§ INSTRUCTIONS FOR THE TASK: Find every line below that contains the word "ishining" and copy it out.

Stored items
========================================

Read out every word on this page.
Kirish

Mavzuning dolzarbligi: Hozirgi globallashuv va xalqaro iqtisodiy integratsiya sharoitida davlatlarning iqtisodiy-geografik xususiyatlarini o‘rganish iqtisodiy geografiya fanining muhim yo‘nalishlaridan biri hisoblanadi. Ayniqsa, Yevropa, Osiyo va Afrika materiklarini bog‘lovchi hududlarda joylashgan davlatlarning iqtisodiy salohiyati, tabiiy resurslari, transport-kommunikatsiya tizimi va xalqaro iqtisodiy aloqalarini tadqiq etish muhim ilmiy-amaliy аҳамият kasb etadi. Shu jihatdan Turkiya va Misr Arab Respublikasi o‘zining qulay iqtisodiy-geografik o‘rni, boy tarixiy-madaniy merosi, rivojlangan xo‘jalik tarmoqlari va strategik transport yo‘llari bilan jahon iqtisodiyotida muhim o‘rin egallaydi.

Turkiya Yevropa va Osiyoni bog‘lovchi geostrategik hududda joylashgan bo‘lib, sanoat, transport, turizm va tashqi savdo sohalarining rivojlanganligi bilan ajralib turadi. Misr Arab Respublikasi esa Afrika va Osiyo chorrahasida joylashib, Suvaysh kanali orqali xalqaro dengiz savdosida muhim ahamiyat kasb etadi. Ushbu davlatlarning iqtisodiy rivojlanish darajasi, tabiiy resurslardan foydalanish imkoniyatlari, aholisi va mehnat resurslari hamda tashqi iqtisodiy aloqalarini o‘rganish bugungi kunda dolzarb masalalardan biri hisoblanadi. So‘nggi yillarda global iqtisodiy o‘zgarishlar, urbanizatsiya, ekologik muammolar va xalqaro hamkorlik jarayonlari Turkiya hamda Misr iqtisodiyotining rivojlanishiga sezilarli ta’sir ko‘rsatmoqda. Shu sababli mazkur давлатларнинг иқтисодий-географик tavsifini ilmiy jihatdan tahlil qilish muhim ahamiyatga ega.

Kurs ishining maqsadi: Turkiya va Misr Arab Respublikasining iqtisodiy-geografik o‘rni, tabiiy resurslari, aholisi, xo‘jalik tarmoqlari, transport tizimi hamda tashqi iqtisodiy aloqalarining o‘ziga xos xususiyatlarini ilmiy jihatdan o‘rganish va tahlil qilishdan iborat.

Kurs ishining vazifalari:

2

========================================

§ IN RESPONSE:
Kurs ishining maqsadi: Turkiya va Misr Arab Respublikasining iqtisodiy-geografik o‘rni, tabiiy resurslari, aholisi, xo‘jalik tarmoqlari, transport tizimi hamda tashqi iqtisodiy aloqalarining o‘ziga xos xususiyatlarini ilmiy jihatdan o‘rganish va tahlil qilishdan iborat.
Kurs ishining vazifalari:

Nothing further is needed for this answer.